> [Data entries for graphics]:
※ ※ ※

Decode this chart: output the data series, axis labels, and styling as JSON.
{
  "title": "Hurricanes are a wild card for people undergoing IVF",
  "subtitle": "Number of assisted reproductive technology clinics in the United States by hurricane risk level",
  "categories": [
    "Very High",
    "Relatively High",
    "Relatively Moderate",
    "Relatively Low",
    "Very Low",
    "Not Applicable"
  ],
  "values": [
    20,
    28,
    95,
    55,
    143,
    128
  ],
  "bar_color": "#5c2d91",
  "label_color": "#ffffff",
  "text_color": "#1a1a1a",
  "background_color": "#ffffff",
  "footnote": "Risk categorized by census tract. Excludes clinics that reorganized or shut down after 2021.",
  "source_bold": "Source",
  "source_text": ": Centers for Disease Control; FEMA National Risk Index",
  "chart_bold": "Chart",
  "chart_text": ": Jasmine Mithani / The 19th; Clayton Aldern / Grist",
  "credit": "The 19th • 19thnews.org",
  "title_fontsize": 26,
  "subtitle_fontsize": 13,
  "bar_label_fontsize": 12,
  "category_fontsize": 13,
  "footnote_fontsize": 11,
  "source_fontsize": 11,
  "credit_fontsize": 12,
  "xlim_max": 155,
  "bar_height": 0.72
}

※ ※ ※

> [The problem]: Output the whole listing above again, word for word.

> [Expected answer]:
Decode this chart: output the data series, axis labels, and styling as JSON.
{
  "title": "Hurricanes are a wild card for people undergoing IVF",
  "subtitle": "Number of assisted reproductive technology clinics in the United States by hurricane risk level",
  "categories": [
    "Very High",
    "Relatively High",
    "Relatively Moderate",
    "Relatively Low",
    "Very Low",
    "Not Applicable"
  ],
  "values": [
    20,
    28,
    95,
    55,
    143,
    128
  ],
  "bar_color": "#5c2d91",
  "label_color": "#ffffff",
  "text_color": "#1a1a1a",
  "background_color": "#ffffff",
  "footnote": "Risk categorized by census tract. Excludes clinics that reorganized or shut down after 2021.",
  "source_bold": "Source",
  "source_text": ": Centers for Disease Control; FEMA National Risk Index",
  "chart_bold": "Chart",
  "chart_text": ": Jasmine Mithani / The 19th; Clayton Aldern / Grist",
  "credit": "The 19th • 19thnews.org",
  "title_fontsize": 26,
  "subtitle_fontsize": 13,
  "bar_label_fontsize": 12,
  "category_fontsize": 13,
  "footnote_fontsize": 11,
  "source_fontsize": 11,
  "credit_fontsize": 12,
  "xlim_max": 155,
  "bar_height": 0.72
}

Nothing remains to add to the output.